§ **TEXT SECTION**:
"""

To really foul up, use a computer.
Apparently I can only react not like anymore 🙂
Your latest look great. Are you going to share any details of their electronics and software?
Have you seen the reddit Robotics site? It’s pretty cool. https://www.reddit.com/r/robotics/
Thanks for the link. Very interesting to read.
To do that with the Raspberry Pi Pico I used its hardware PWM wrap interrupt.
Would that make it unusable with other hardware without this PWM wrap interrupt?
Unfortunately I only have one RPi Pico so I wouldn't be able to duplicate the project.
When a robot pulses its address off an obstacle how would another robot detecting the return pulses know it wasn't meant as a signal to communicate? If pulses are pouring in from obstacles and directly from other robots how are they all sorted out as going together or not?
To err is human.
To really foul up, use a computer.

"""

§ **REQUIRED ACTIONS**:
1) According to the robotics forum posts, how many Raspberry Pi Picos does one writer have?
2) Please retype the robotics forum posts word for word, starting at "Have you seen" and ending at "PWM wrap interrupt.".
3) Continue the robotics forum posts from the point where they stop.

§ **DATA SECTION**:
"""

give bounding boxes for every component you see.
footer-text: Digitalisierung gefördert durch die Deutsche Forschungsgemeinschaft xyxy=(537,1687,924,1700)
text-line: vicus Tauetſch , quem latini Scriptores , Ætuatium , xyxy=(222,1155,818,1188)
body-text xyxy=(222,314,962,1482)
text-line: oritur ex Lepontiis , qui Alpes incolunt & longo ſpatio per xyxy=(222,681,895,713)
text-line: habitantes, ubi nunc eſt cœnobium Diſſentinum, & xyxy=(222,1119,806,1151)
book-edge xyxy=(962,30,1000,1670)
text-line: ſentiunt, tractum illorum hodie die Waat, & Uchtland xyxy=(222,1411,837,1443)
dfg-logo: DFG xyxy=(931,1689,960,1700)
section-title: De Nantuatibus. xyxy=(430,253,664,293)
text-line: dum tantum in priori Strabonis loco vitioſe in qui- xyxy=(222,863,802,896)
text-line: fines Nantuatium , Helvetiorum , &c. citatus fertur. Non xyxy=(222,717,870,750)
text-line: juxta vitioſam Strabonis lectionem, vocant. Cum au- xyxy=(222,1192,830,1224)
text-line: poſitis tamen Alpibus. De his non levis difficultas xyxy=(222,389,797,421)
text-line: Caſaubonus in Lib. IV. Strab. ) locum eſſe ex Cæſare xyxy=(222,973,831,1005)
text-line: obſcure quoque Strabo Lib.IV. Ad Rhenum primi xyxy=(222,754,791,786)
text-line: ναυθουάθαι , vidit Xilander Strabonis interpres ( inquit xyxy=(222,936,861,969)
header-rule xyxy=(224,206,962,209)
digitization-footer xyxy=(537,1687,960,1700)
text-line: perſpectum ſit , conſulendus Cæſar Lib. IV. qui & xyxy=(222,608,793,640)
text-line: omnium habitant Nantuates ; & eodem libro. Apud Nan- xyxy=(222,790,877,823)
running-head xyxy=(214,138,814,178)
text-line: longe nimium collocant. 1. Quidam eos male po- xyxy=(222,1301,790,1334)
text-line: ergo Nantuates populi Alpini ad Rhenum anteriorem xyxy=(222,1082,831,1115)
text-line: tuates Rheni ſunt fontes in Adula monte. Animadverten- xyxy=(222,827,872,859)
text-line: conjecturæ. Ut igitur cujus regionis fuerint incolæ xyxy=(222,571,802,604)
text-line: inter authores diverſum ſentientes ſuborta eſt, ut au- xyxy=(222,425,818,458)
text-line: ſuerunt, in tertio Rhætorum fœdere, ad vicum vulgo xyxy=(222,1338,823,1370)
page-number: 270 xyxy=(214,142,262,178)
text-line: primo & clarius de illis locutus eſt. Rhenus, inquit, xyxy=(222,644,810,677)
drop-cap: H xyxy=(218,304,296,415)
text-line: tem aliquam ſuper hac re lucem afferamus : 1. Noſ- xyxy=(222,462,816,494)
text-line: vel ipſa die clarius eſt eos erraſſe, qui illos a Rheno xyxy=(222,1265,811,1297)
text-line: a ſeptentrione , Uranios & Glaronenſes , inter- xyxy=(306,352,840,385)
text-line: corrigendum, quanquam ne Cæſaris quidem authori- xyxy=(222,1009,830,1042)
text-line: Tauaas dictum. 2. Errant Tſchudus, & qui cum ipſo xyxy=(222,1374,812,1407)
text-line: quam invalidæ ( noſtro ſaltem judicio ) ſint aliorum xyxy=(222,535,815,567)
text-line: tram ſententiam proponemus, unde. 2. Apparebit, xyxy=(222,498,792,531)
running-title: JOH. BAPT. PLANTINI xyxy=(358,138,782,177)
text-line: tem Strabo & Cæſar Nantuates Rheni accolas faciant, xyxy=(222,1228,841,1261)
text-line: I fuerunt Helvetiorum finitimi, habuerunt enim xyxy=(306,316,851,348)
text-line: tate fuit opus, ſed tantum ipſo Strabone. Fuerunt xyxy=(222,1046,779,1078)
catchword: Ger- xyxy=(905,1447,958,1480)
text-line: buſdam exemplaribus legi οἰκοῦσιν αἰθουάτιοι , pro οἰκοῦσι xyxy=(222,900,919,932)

"""

§ **OUTPUTS FOR THE TASKS**:
1) Only one.

2)
Have you seen the reddit Robotics site? It’s pretty cool. https://www.reddit.com/r/robotics/
Thanks for the link. Very interesting to read.
To do that with the Raspberry Pi Pico I used its hardware PWM wrap interrupt.

3)
If pulses are pouring in from obstacles and directly from other robots how are they all sorted out as going together or not?
Yep, message collisions are inevitable. Although handling collisions is further down my to-do list, I was thinking of a few approaches:
- robots do not transmit while they are receiving messages;
- each robot will send bursts of neighbor messages at periodic intervals (tunable);
- reduce the number of neighbors that a robot can contact by reducing the transmit power (tunable);
- use something like the Aloha protocol to manage re-transmissions (needs research);
- recognize that messaging bandwidth is my biggest design constraint so I may need to slow down the robots or speed up the cooperative scheduler loop.
Tom
To err is human.
To really foul up, use a computer.
I imagined one solution might be a stationary controller that interrogates each bot in turn maybe with WIFI and then resends to all the other bots. I think I read that the RPi pico lacks Wi-Fi?
I am unable to follow your code examples as the Pico hardware is all very complicated.
Aloha protocol
So here I imagine each bot has an accurate clock that is synchronized with the clocks in the other bots. Each bot can only send a message at a particular time during which the other robots are in receive mode.
@robotbuilder The PICOW has WiFi now.
First computer 1959. Retired from my own computer company 2004.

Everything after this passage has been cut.